====== Given text

Understanding cuFFT Data Layout


I’m currently attempting to perform a data rotation during an FFT and I wanted to make sure I understood the parameters to cufftPlanMany(). In the past (especially for 1-D FFTs) I’ve used the simpler cufftPlan1/2/3d() calls.

For a batched 1-D transform, cufftPlan1d() is effectively the same as calling cufftPlanMany() with idist=odist=transform_size and istride=ostride=1, correct? Say I want to do two transforms (let’s call them A and B) each of length N. This means that memory must be laid out as A0, A1, A2, … A(N-1), B0, B1, B2, … B(N-1), correct? That is, the expected memory layout is such that as I iterate over the buffer, samples from the first transform are next to one another followed by the second transform.

Say I wanted to now rotate the data in memory (I don’t want to change my input layout, but I do want to change my output layout). I now want a data layout after my FFT to be such that batches are interleaved. So, to borrow from my example, I want data to be laid out as A0, B0, A1, B1, A2, B2, … A(N-1), B(N-1). Can I do this using cufftPlanMany()? Namely, I’m thinking that ostride would be equal to my batch size and odist would be 1.

Is that correct? Is there anything missing from my understanding?

Thanks in advance for the help.

not saying I follow your data transformations

If you can do what you want with FFTW, you can generally do it with CUFFT also.

============

#### [Exercise set]
1. Translate this sentence from the cuFFT data layout thread into Spanish: "If you can do what you want with FFTW, you can generally do it with CUFFT also."
2. Sum up the cuFFT data layout thread in two sentences.
3. Extend the cuFFT data layout thread with further posts that follow its last reply.

====== Supplied data

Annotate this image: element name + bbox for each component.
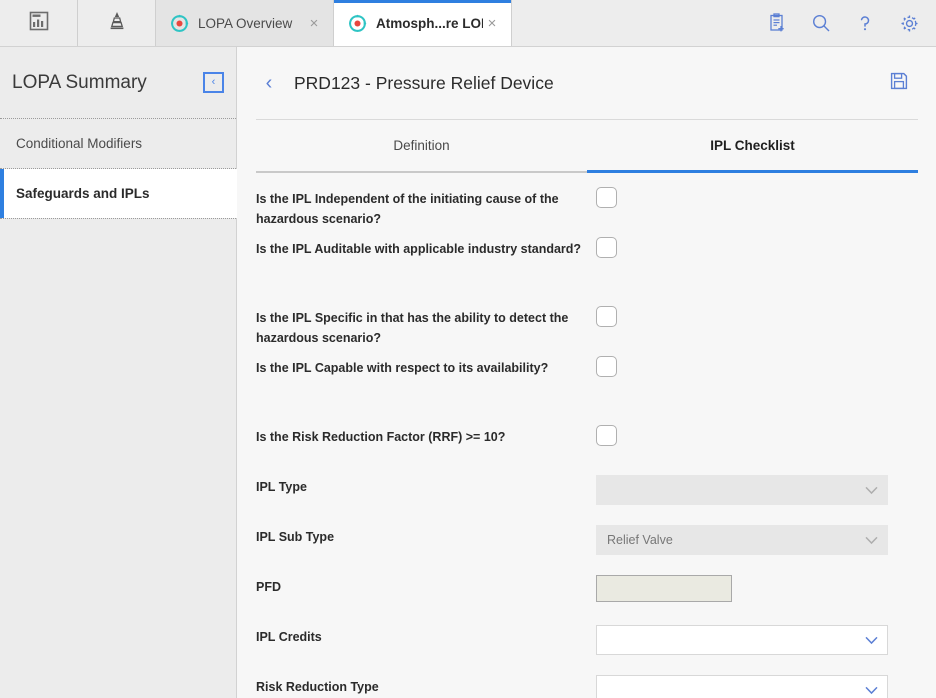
sidebar-item-conditional-modifiers[interactable]: Conditional Modifiers	[0, 119, 236, 168]
field-label: IPL Sub Type	[256, 530, 335, 544]
select-ipl-type[interactable]	[596, 475, 888, 505]
sidebar-item-label: Conditional Modifiers	[16, 136, 143, 151]
form-row-rrf: Is the Risk Reduction Factor (RRF) >= 10…	[256, 425, 918, 475]
chevron-down-icon	[863, 636, 879, 645]
select-ipl-sub-type[interactable]: Relief Valve	[596, 525, 888, 555]
content-header: ‹ PRD123 - Pressure Relief Device	[238, 47, 936, 119]
field-label: Is the IPL Independent of the initiating…	[256, 192, 559, 226]
form-row-risk-reduction-type: Risk Reduction Type	[256, 675, 918, 698]
browser-tab-title: LOPA Overview	[198, 15, 293, 31]
form-row-ipl-independent: Is the IPL Independent of the initiating…	[256, 187, 918, 237]
tab-ipl-checklist[interactable]: IPL Checklist	[587, 120, 918, 173]
select-risk-reduction-type[interactable]	[596, 675, 888, 698]
field-control	[596, 187, 918, 208]
checkbox-ipl-independent[interactable]	[596, 187, 617, 208]
sidebar-item-safeguards-and-ipls[interactable]: Safeguards and IPLs	[0, 169, 237, 218]
lopa-icon	[170, 14, 189, 33]
search-icon[interactable]	[808, 10, 834, 36]
browser-tab-strip: LOPA Overview × Atmosph...re LOPA ×	[156, 0, 512, 46]
browser-tab-lopa-overview[interactable]: LOPA Overview ×	[156, 0, 334, 46]
pfd-input[interactable]	[596, 575, 732, 602]
back-button[interactable]: ‹	[256, 70, 282, 96]
dashboard-icon-button[interactable]	[0, 0, 78, 46]
ipl-checklist-form: Is the IPL Independent of the initiating…	[238, 173, 936, 698]
checkbox-ipl-specific[interactable]	[596, 306, 617, 327]
field-control	[596, 237, 918, 258]
checkbox-ipl-capable[interactable]	[596, 356, 617, 377]
top-bar-actions	[764, 0, 936, 46]
tab-label: Definition	[393, 138, 450, 153]
pyramid-icon	[105, 9, 129, 38]
sidebar-divider	[0, 218, 236, 219]
browser-tab-title: Atmosph...re LOPA	[376, 15, 483, 31]
select-value: Relief Valve	[607, 533, 673, 547]
sidebar: LOPA Summary ‹ Conditional Modifiers Saf…	[0, 47, 237, 698]
chevron-left-icon: ‹	[265, 72, 273, 94]
close-icon[interactable]: ×	[305, 14, 323, 32]
top-bar: LOPA Overview × Atmosph...re LOPA ×	[0, 0, 936, 47]
browser-tab-atmospheric-lopa[interactable]: Atmosph...re LOPA ×	[334, 0, 512, 46]
main-content: ‹ PRD123 - Pressure Relief Device Defini…	[238, 47, 936, 698]
field-label: Is the Risk Reduction Factor (RRF) >= 10…	[256, 430, 506, 444]
save-icon	[889, 71, 909, 96]
form-row-pfd: PFD	[256, 575, 918, 625]
chevron-down-icon	[863, 686, 879, 695]
chevron-left-icon: ‹	[211, 76, 216, 88]
save-button[interactable]	[886, 70, 912, 96]
field-control: Relief Valve	[596, 525, 918, 555]
field-label: PFD	[256, 580, 281, 594]
field-control	[596, 625, 918, 655]
form-row-ipl-auditable: Is the IPL Auditable with applicable ind…	[256, 237, 918, 287]
lopa-icon	[348, 14, 367, 33]
field-control	[596, 306, 918, 327]
form-row-ipl-capable: Is the IPL Capable with respect to its a…	[256, 356, 918, 406]
field-control	[596, 675, 918, 698]
tab-definition[interactable]: Definition	[256, 120, 587, 173]
checkbox-rrf[interactable]	[596, 425, 617, 446]
tab-label: IPL Checklist	[710, 137, 795, 153]
new-document-icon[interactable]	[764, 10, 790, 36]
help-icon[interactable]	[852, 10, 878, 36]
dashboard-icon	[28, 10, 50, 37]
sidebar-title: LOPA Summary	[12, 71, 147, 93]
chevron-down-icon	[863, 536, 879, 545]
sidebar-header: LOPA Summary ‹	[0, 47, 236, 118]
pyramid-icon-button[interactable]	[78, 0, 156, 46]
field-label: Is the IPL Specific in that has the abil…	[256, 311, 569, 345]
gear-icon[interactable]	[896, 10, 922, 36]
field-label: IPL Type	[256, 480, 307, 494]
form-row-ipl-type: IPL Type	[256, 475, 918, 525]
field-control	[596, 575, 918, 602]
sidebar-item-label: Safeguards and IPLs	[16, 186, 150, 201]
field-label: Is the IPL Auditable with applicable ind…	[256, 242, 582, 256]
top-bar-spacer	[512, 0, 764, 46]
form-row-ipl-sub-type: IPL Sub Type Relief Valve	[256, 525, 918, 575]
field-label: Risk Reduction Type	[256, 680, 379, 694]
field-control	[596, 425, 918, 446]
field-control	[596, 475, 918, 505]
checkbox-ipl-auditable[interactable]	[596, 237, 617, 258]
collapse-sidebar-button[interactable]: ‹	[203, 72, 224, 93]
form-row-ipl-specific: Is the IPL Specific in that has the abil…	[256, 306, 918, 356]
close-icon[interactable]: ×	[483, 14, 501, 32]
field-control	[596, 356, 918, 377]
page-title: PRD123 - Pressure Relief Device	[294, 72, 554, 93]
field-label: Is the IPL Capable with respect to its a…	[256, 361, 549, 375]
select-ipl-credits[interactable]	[596, 625, 888, 655]
chevron-down-icon	[863, 486, 879, 495]
content-tab-strip: Definition IPL Checklist	[256, 120, 918, 173]
field-label: IPL Credits	[256, 630, 322, 644]
form-row-ipl-credits: IPL Credits	[256, 625, 918, 675]
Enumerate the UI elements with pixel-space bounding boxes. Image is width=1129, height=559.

============

#### [Answers in order]
1. Si puedes hacer lo que quieres con FFTW, por lo general también puedes hacerlo con CUFFT.

2. The poster asks whether cufftPlan1d() for a batched 1-D transform is the same as cufftPlanMany() with idist=odist equal to the transform size and istride=ostride=1, with each transform's samples stored one after another. The poster also asks whether setting ostride to the batch size and odist to 1 would interleave the output batches, and a reply says that what can be done with FFTW can generally be done with CUFFT.

3.
Sorry, let me try to explain…

So normally, using a batched cufftPlan1d() with a FFT size of N, effectively the data is laid out where each transform’s (of length N) samples are group together next to one another in memory. Said differently, instead of passing in batch size, I can loop batch size times and execute a single FFT each time. I would then move the pointer in my input buffer N * sizeof(sample_type) for each execution of the loop.

What I want now instead is to have the resulting output data be grouped totally differently. I want batches to be right next to one another in memory. That is, the first index in my buffer should contain the first sample from batch 0, the second index (which would normally hold the second sample from batch 0) needs to now have the first sample from batch 1. I think I can accomplish this with odist = 1 and ostride = batch size, but I wanted to make sure I am understanding these parameters correctly.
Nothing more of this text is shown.